** Begin Dataset content **

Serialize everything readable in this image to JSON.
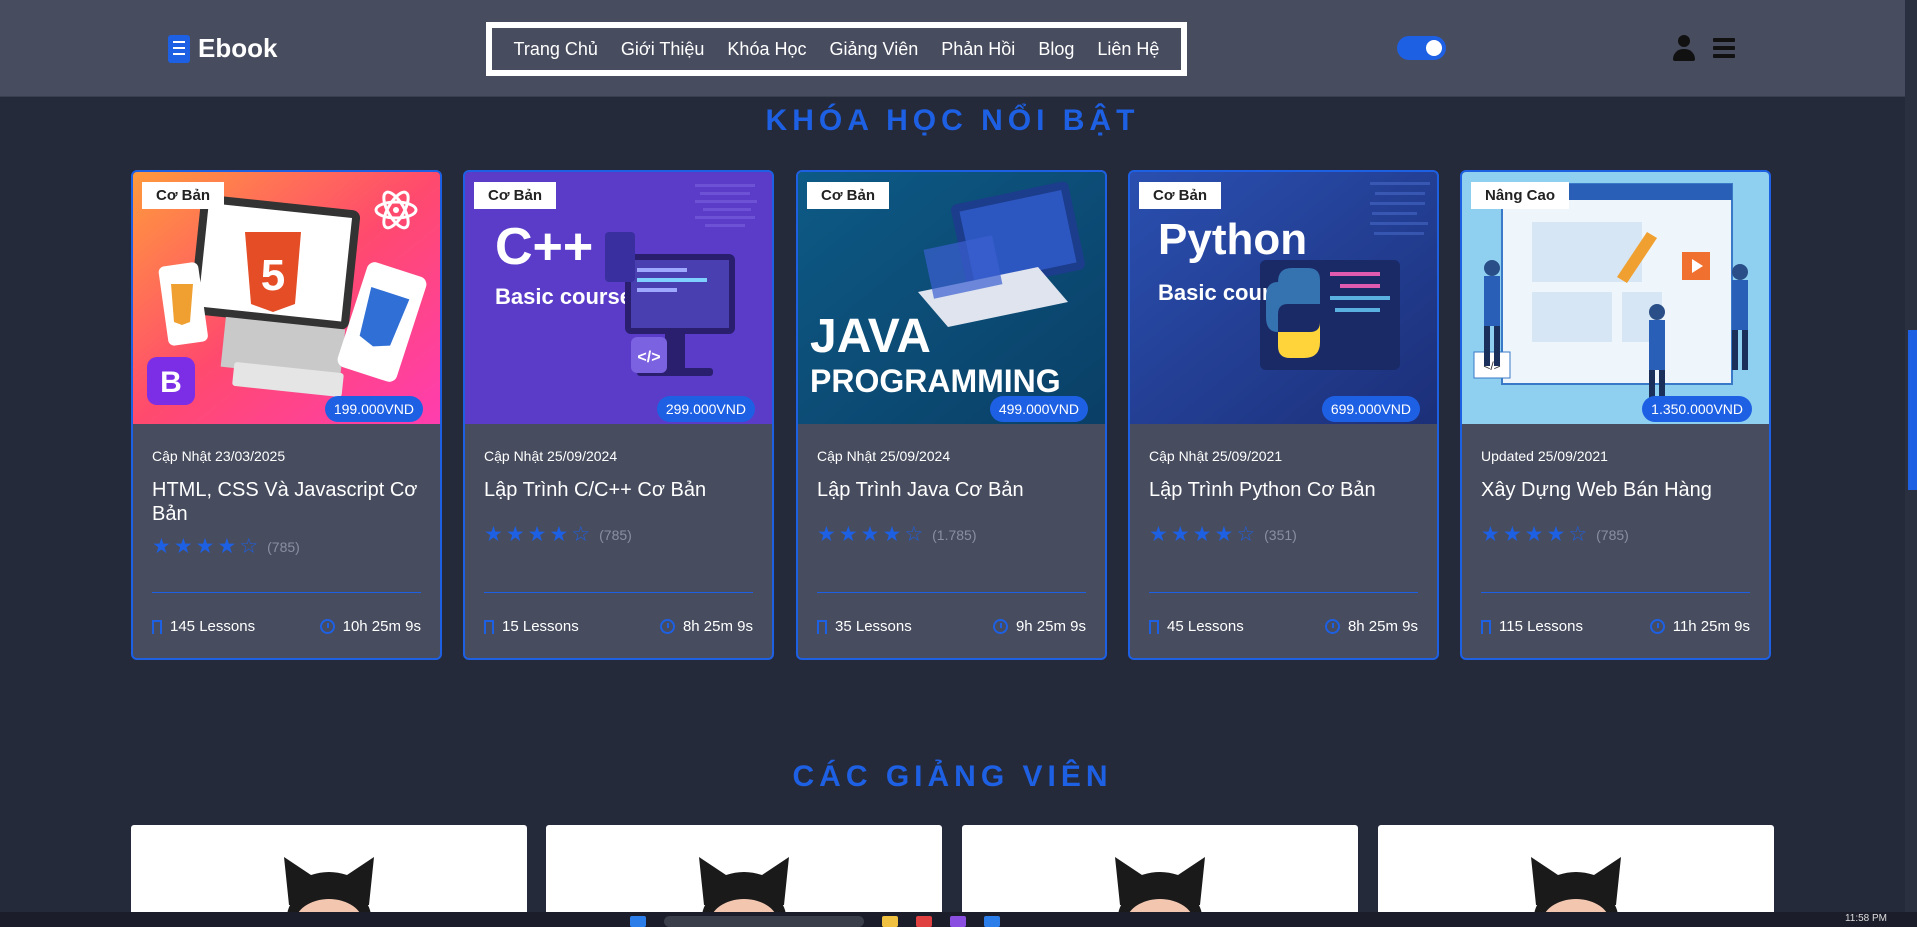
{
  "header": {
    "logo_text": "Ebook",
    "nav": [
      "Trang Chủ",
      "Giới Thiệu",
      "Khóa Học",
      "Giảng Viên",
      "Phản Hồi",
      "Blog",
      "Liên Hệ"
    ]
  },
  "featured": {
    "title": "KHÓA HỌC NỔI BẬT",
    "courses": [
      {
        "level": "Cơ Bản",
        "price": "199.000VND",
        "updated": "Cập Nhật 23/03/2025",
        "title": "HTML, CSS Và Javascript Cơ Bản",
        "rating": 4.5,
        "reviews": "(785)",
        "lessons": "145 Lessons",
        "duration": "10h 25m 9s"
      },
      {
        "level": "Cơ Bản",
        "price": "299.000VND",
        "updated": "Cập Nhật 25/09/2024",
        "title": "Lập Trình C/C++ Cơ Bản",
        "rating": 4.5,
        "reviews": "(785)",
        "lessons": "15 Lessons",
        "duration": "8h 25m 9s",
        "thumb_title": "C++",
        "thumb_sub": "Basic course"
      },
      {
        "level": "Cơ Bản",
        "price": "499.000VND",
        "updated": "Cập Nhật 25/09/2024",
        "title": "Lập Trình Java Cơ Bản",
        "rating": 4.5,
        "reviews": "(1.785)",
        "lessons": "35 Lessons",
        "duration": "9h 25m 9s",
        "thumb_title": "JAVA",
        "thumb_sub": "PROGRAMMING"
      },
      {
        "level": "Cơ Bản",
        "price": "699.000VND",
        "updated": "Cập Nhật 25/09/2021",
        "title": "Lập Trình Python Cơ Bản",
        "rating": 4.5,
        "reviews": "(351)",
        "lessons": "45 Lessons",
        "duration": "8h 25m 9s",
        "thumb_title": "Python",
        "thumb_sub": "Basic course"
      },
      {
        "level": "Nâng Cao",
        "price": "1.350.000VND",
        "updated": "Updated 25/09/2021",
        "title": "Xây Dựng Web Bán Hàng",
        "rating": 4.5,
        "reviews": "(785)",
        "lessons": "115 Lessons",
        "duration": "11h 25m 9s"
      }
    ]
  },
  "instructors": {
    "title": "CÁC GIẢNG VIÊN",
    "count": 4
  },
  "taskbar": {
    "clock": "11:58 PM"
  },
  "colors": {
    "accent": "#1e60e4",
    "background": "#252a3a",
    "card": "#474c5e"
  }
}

** End Dataset content **

Written request:
Find all lines holding the string "lessons" and copy them.

Worked solution:
        "lessons": "145 Lessons",
        "lessons": "15 Lessons",
        "lessons": "35 Lessons",
        "lessons": "45 Lessons",
        "lessons": "115 Lessons",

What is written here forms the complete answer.